-- Start Data for the task --

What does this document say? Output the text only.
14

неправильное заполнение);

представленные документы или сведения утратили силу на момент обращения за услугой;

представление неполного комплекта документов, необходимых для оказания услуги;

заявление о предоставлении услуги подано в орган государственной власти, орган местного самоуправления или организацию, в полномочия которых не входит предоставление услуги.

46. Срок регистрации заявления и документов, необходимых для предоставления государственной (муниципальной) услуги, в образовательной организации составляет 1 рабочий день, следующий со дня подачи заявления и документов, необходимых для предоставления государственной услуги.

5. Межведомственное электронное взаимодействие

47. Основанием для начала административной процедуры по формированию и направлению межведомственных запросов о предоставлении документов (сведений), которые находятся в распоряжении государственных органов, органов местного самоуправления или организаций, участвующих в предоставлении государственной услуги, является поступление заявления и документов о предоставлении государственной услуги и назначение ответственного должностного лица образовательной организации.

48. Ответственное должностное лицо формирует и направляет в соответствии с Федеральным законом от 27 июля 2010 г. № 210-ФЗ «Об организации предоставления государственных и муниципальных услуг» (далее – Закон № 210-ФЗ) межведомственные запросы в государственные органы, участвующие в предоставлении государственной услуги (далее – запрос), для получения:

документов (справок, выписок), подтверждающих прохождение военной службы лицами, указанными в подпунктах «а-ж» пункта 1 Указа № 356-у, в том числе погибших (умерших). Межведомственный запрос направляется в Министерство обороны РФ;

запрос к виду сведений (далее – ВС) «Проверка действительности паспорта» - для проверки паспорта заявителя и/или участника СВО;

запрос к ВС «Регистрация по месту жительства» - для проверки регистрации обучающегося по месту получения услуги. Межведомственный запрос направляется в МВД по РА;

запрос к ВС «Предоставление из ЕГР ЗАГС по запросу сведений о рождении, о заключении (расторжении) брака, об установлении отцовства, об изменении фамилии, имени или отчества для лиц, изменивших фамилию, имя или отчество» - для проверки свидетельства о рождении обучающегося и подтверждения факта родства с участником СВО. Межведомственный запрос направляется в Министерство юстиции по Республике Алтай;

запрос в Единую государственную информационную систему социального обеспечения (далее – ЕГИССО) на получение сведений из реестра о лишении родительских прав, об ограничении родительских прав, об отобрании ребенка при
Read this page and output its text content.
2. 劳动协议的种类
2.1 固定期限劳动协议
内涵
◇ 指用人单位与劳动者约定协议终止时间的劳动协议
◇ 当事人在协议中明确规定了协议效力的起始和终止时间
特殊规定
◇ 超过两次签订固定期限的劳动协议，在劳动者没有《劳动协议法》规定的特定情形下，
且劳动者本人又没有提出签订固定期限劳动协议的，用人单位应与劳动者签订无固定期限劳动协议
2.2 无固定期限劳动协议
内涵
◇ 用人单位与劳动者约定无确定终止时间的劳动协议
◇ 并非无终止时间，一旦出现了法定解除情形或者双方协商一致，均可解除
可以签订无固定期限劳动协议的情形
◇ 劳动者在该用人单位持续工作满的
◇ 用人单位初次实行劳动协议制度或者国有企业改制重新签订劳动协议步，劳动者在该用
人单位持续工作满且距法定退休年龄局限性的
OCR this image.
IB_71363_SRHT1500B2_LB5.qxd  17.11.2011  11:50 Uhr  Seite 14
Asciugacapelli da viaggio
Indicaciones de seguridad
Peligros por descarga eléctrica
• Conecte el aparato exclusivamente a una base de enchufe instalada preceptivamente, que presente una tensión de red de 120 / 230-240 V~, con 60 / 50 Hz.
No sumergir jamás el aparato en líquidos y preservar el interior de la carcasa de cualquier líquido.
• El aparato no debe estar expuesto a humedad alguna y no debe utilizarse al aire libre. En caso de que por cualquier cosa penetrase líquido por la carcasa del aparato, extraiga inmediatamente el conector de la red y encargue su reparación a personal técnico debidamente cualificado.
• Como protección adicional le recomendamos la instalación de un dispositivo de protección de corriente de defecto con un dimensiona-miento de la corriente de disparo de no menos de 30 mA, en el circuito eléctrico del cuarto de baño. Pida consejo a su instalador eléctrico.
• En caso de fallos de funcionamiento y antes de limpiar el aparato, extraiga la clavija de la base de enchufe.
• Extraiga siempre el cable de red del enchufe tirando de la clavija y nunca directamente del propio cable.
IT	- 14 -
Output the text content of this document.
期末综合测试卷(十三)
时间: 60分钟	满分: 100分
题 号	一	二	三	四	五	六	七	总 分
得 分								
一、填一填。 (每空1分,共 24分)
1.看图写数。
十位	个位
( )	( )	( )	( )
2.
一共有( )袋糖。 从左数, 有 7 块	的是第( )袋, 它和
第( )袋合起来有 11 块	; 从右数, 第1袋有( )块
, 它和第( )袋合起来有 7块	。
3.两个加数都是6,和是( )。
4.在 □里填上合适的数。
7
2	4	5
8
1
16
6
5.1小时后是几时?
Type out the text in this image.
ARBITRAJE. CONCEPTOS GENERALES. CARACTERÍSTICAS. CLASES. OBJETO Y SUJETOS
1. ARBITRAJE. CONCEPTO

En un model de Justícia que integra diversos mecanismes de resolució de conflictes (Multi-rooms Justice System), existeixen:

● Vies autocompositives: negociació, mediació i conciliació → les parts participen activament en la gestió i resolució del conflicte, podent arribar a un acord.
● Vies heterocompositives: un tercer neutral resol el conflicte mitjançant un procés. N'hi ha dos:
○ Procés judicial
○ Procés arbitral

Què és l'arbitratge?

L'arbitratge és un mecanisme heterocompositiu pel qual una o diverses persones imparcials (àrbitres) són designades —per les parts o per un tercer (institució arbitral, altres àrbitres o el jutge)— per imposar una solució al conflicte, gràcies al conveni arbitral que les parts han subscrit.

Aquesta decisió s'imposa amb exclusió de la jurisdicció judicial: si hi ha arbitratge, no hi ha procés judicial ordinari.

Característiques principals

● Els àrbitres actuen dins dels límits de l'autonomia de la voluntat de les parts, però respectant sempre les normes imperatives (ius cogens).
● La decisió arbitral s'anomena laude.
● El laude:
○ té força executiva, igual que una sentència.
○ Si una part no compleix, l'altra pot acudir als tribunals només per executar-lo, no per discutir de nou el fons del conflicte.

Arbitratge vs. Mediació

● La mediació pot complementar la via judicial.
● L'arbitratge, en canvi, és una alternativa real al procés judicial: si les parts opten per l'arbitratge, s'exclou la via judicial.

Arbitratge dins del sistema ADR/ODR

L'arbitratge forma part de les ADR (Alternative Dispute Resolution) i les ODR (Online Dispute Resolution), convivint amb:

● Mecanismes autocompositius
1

-- End Data for the task --

#### Exercise task
From the material above, gather all lines that include the string "image" and copy them.

#### Full solution
OCR this image.
Type out the text in this image.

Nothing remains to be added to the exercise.